Rédigez la suite du texte sur l'entrepreneuriat au Québec présenté plus bas, en reprenant là où il s'arrête.
------ Document ------
Québec, patrie des patenteux ? Paradis de la PME ? Champion de la création d'entreprises. " Paroles, paroles, paroles ", comme chantait Dalida. La vérité, c'est qu'il se crée moins d'entreprises au Québec qu'ailleurs au Canada, selon Statistique Canada. Le CPQ colle un D au Québec pour la faiblesse de son intensité entrepreneuriale. " Les efforts pour le développement de l'entrepreneuriat doivent être redoublés ", recommande le CPQ. Rappelons que la Fondation de l'entrepreneurship produit depuis 2009 un indice entrepreneurial québécois. Son constat : deux fois moins de Québécois envisagent de se lancer en affaires qu'ailleurs au Canada.» (Les Affaires, 28 août 2012)
À force de vouloir défendre l'environnement et de crier haut et fort contre tous ces suppôts de la malhonnêteté dès qu'ils passent se procurer une BMW ou une Porsche, les volontaires se font rares. Il faut bien avouer aussi que le gouvernement a rendu le chemin pour aider financièrement les projets tellement complexe qu'il rebute bon nombre de candidats. Deux remarques roulent dans le milieu : l'argent arrive comme un parapluie dans un ouragan; le troisième facteur le plus irritant dans la gestion de l'entreprise est le fardeau fiscal. Il vient sans doute en compétition avec la question : est-ce que je crée de la pollution?

(source: Fédération canadienne des entreprises indépendantes)

À la question «Quels sont les principaux défis liés à la gestion de votre entreprise ?»
------ Informations fournies ------
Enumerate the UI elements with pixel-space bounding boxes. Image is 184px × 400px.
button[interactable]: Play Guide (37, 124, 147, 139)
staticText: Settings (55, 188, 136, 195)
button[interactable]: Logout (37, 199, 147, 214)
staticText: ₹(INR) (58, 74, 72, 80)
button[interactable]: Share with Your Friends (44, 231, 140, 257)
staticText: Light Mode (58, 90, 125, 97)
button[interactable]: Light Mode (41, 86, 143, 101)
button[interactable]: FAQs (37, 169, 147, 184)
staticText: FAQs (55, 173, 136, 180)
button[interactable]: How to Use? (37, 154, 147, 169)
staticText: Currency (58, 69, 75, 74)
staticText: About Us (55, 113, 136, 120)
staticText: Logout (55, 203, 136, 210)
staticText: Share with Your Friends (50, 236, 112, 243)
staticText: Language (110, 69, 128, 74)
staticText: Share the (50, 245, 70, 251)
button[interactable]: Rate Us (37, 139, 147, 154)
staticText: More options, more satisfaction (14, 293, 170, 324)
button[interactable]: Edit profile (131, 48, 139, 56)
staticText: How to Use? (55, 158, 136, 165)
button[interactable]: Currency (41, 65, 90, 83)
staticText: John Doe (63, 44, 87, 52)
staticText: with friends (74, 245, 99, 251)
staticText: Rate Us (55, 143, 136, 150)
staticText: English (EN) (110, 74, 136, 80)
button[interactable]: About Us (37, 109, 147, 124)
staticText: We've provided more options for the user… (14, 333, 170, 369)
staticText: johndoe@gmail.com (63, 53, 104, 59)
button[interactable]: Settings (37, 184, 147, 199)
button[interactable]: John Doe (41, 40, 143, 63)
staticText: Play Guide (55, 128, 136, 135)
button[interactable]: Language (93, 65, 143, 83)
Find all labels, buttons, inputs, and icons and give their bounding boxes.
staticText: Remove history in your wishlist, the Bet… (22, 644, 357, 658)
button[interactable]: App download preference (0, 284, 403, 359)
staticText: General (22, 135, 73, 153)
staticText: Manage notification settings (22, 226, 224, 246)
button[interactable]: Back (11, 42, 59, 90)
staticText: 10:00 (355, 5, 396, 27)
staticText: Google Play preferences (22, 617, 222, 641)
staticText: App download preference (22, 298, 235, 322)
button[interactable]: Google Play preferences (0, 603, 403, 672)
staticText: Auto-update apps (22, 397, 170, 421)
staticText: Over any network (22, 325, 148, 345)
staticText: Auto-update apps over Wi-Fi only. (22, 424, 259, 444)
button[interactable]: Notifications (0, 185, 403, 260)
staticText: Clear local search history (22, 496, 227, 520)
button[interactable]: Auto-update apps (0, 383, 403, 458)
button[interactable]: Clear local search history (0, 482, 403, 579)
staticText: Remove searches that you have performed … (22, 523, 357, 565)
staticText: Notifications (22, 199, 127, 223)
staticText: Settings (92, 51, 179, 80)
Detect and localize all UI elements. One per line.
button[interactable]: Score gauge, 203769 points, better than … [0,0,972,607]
------
• _Réponse à l'exercice_:
Le fardeau réglementaire apparaît en première ligne des défis de gestion

Une claire majorité ont retenu les règlements gouvernementaux et les formalités administratives (55,2 % des répondants), devant la difficulté de trouver de nouveaux clients et des nouveaux marchés (52,4 % des répondants).

Graphique 19
Source : Sondage du Québec, FCEI, 2 sept.-30 oct. 2009, 1393 répondants


Règlements gouvernementaux et formalités administratives 55.1%

Trouver de nouveauxclients et marchés 52.4%

Tenir tête à la concurrence 42.2%

Traiter les problèmes liés à l’emploi 41.2%

Gérer les finances 35.9%

Développer les produits et les services de mon entreprise 34.2%

Respecter les obligations fiscales 33.0%

Gérer les technologies 14.7%

Autre 4.6%


Monsieur Dubuc écrit sur la Culture du refus aujourd'hui sur cyberpresse.
«Mais il y a quelque chose de plus profond, qu'on a souvent vu à l'oeuvre: une résistance au développement, une méfiance du secteur privé, une opposition sourde à la dynamique de la création de la richesse, des traits culturels qui contribuent à expliquer nos retards économiques.»
Il est parfois difficile d'être en accord avec cet éditorialiste et nous connaissons très bien son côté de piscine. Toutefois, force est d'admettre qu'il marque un bon point ici.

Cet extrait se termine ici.